■ WORK TO BE COMPLETED ■
Copy out the listing that follows, exact in every word, and skip the images.

____

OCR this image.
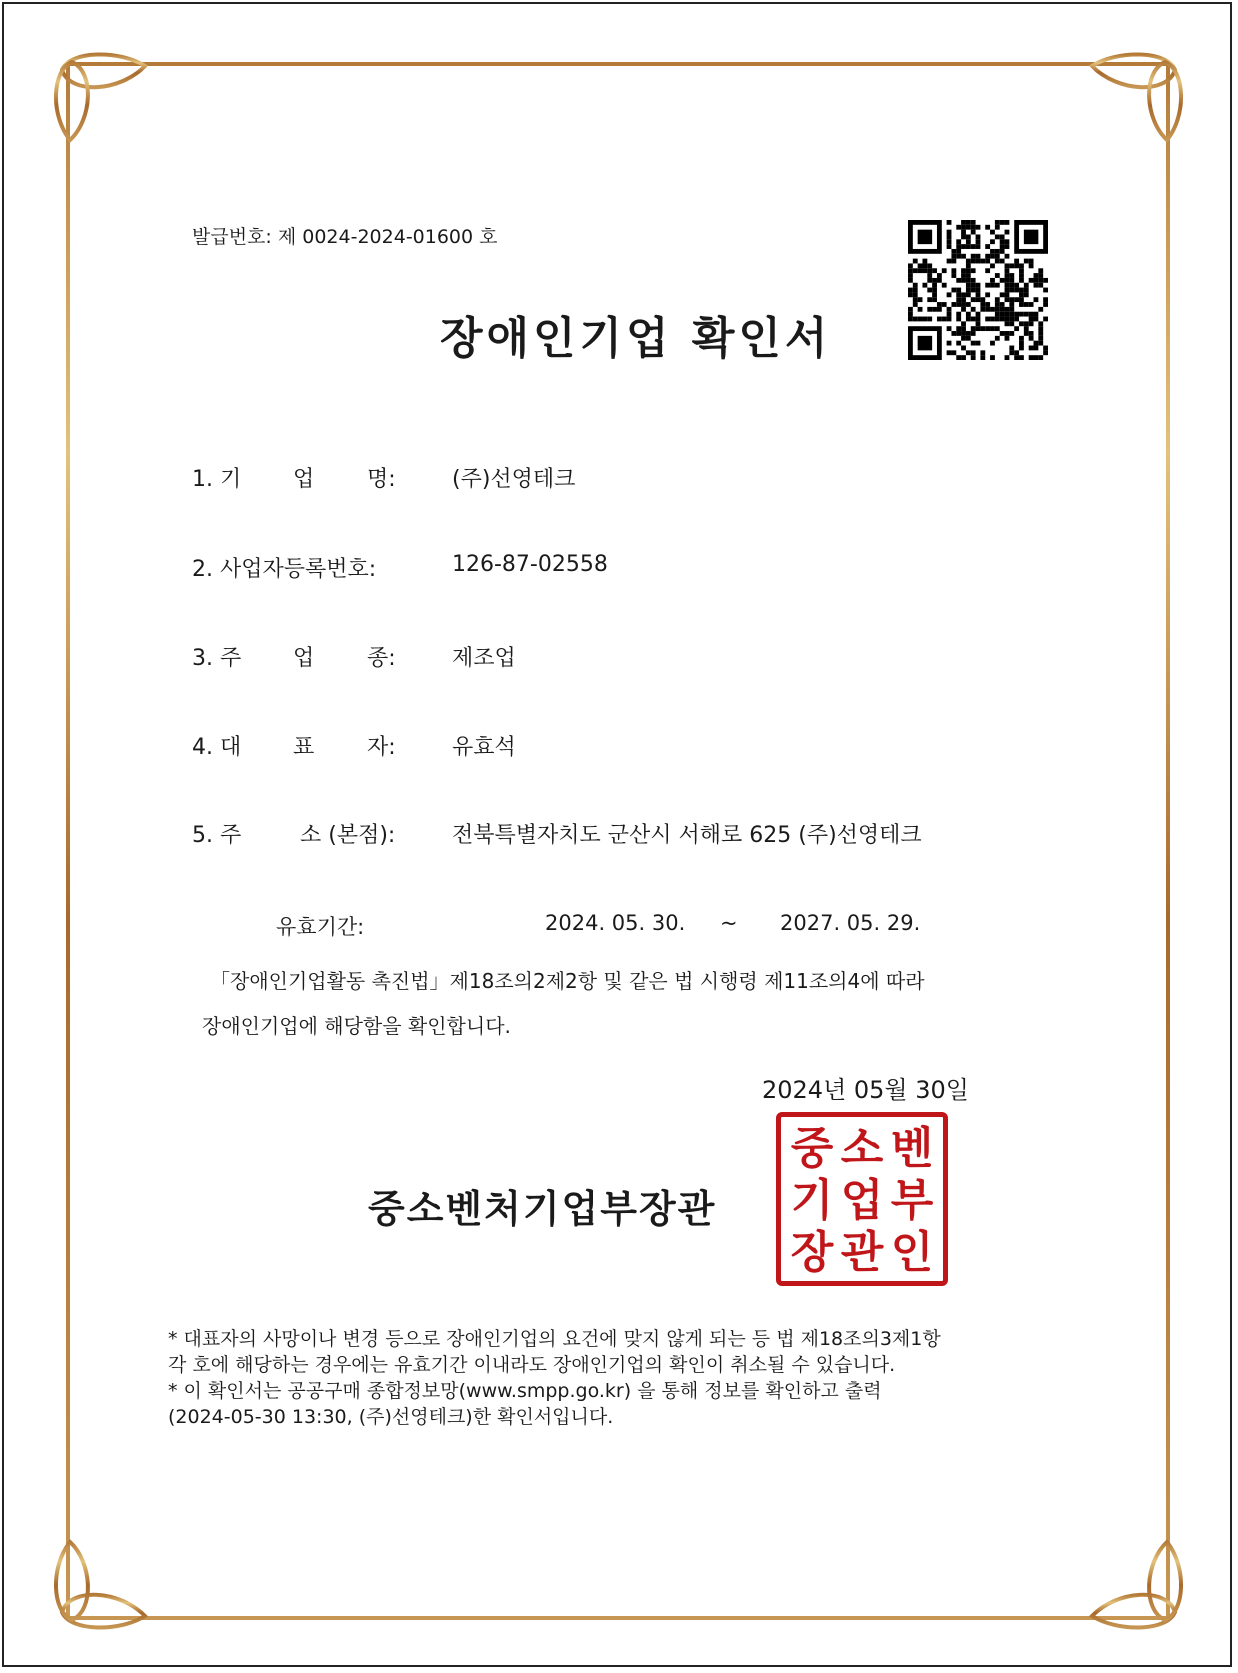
발급번호: 제 0024-2024-01600 호
장애인기업 확인서
1. 기 업 명:	(주)선영테크
2. 사업자등록번호:	126-87-02558
3. 주 업 종:	제조업
4. 대 표 자:	유효석
5. 주	소 (본점):	전북특별자치도 군산시 서해로 625 (주)선영테크
유효기간:	2024. 05. 30. ~ 2027. 05. 29.
「장애인기업활동 촉진법」제18조의2제2항 및 같은 법 시행령 제11조의4에 따라
장애인기업에 해당함을 확인합니다.
2024년 05월 30일
중소벤처기업부장관
중 소 벤
기 업 부
장 관 인

* 대표자의 사망이나 변경 등으로 장애인기업의 요건에 맞지 않게 되는 등 법 제18조의3제1항

각 호에 해당하는 경우에는 유효기간 이내라도 장애인기업의 확인이 취소될 수 있습니다.

* 이 확인서는 공공구매 종합정보망(www.smpp.go.kr) 을 통해 정보를 확인하고 출력

(2024-05-30 13:30, (주)선영테크)한 확인서입니다.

____

■ RESULT OF THE TASK ■
OCR this image.
발급번호: 제 0024-2024-01600 호
장애인기업 확인서
1. 기 업 명:	(주)선영테크
2. 사업자등록번호:	126-87-02558
3. 주 업 종:	제조업
4. 대 표 자:	유효석
5. 주	소 (본점):	전북특별자치도 군산시 서해로 625 (주)선영테크
유효기간:	2024. 05. 30. ~ 2027. 05. 29.
「장애인기업활동 촉진법」제18조의2제2항 및 같은 법 시행령 제11조의4에 따라
장애인기업에 해당함을 확인합니다.
2024년 05월 30일
중소벤처기업부장관
중 소 벤
기 업 부
장 관 인

* 대표자의 사망이나 변경 등으로 장애인기업의 요건에 맞지 않게 되는 등 법 제18조의3제1항

각 호에 해당하는 경우에는 유효기간 이내라도 장애인기업의 확인이 취소될 수 있습니다.

* 이 확인서는 공공구매 종합정보망(www.smpp.go.kr) 을 통해 정보를 확인하고 출력

(2024-05-30 13:30, (주)선영테크)한 확인서입니다.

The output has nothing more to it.